Aim: Scan the lines below for the string "adjusted" and copy every one that has it.

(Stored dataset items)

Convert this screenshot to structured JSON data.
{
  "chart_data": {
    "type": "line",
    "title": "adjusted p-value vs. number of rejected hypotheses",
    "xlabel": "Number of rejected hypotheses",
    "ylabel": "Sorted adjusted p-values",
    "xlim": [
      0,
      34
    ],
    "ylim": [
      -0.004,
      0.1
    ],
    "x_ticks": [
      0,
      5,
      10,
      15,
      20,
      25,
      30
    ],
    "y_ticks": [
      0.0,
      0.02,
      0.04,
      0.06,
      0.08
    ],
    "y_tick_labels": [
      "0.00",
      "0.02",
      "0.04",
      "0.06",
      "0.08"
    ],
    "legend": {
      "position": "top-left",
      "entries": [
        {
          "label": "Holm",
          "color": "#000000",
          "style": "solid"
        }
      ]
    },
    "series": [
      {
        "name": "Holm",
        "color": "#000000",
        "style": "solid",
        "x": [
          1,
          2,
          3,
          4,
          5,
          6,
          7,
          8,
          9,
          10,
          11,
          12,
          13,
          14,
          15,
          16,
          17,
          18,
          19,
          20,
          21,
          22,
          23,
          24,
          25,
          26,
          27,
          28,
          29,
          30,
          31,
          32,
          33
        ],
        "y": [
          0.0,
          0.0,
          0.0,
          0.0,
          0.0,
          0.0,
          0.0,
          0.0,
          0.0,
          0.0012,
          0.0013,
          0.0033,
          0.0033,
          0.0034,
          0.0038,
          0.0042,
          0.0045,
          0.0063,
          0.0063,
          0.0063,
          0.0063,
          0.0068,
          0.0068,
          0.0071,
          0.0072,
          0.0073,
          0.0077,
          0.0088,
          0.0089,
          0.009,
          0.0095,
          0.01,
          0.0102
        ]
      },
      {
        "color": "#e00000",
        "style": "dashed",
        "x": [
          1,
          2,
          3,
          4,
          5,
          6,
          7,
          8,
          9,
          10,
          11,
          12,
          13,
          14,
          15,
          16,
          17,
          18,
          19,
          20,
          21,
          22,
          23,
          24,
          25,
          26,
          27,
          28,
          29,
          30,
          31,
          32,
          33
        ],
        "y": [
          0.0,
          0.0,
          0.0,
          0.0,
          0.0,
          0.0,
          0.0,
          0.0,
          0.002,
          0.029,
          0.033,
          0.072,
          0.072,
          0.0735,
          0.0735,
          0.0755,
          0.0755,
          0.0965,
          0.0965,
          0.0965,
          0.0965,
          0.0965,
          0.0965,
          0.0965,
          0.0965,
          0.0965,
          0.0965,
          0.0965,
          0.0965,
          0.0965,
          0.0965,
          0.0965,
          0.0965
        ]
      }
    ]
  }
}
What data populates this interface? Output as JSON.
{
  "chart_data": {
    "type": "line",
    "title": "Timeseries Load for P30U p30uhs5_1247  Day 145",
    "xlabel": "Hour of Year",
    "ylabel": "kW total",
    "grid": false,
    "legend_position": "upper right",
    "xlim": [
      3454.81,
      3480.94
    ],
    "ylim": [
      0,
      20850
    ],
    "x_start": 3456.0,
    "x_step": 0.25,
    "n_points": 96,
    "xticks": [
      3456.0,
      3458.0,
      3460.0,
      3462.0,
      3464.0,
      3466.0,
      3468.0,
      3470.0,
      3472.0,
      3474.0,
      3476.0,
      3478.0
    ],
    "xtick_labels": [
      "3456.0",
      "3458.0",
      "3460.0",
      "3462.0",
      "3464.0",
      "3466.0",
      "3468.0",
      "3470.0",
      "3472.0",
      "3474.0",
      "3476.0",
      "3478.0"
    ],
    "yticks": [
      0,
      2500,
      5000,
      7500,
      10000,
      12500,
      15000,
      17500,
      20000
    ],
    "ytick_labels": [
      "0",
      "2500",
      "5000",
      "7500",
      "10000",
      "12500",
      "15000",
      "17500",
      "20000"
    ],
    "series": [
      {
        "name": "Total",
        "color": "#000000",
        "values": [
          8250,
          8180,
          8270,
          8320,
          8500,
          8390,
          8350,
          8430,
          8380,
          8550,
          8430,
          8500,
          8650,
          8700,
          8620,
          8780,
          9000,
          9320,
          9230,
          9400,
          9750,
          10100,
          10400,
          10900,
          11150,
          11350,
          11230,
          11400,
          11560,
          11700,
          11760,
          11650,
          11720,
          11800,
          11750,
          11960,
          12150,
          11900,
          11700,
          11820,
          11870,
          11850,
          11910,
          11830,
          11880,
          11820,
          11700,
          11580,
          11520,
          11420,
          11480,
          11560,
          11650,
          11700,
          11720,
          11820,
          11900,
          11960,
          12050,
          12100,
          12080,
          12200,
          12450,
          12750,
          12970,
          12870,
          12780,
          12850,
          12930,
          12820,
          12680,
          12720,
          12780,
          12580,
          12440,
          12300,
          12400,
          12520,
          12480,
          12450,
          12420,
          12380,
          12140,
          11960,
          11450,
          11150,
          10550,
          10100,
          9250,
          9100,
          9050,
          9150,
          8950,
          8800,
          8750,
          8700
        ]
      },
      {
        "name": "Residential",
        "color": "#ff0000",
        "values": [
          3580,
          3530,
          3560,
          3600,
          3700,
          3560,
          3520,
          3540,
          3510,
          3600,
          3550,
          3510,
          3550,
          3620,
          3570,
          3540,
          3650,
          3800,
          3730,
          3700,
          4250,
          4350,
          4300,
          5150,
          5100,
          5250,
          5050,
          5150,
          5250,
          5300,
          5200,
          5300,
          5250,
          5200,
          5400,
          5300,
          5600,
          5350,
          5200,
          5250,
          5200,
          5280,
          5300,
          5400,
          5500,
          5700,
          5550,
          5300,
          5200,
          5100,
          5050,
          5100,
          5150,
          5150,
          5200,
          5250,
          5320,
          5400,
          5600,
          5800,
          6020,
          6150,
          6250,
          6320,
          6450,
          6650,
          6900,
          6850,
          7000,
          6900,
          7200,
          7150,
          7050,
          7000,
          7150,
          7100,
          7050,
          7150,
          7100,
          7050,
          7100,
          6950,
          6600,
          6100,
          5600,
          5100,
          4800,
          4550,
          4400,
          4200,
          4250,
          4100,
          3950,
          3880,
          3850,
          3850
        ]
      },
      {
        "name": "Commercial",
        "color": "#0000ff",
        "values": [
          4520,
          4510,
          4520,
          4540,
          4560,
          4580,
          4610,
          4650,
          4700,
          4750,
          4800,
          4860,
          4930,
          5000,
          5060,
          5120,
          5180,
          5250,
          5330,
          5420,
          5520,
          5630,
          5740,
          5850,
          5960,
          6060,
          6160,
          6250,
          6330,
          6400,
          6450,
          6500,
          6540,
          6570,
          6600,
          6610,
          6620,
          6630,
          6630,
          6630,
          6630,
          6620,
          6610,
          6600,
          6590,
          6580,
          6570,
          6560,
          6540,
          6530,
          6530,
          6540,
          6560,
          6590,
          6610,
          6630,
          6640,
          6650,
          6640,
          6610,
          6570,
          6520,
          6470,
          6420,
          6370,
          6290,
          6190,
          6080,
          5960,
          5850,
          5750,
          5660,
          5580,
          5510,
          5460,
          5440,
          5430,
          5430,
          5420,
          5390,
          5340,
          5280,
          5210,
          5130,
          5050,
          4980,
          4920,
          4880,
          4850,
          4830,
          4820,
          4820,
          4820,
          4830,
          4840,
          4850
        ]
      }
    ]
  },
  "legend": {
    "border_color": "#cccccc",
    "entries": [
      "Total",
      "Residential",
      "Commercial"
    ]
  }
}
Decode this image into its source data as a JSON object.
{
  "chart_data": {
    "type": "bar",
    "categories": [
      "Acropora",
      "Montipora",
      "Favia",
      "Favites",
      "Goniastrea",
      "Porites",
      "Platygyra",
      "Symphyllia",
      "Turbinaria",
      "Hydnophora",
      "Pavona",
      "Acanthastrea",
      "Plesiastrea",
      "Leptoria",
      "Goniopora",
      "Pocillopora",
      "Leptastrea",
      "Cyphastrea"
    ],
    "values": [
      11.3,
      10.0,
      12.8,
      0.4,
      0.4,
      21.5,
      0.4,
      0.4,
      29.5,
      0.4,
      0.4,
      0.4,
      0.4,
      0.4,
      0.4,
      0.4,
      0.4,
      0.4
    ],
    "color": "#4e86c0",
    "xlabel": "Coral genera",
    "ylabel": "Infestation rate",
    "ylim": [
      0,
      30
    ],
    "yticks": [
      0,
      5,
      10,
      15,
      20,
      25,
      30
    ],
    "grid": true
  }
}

Full output:
    "title": "adjusted p-value vs. number of rejected hypotheses",
    "ylabel": "Sorted adjusted p-values",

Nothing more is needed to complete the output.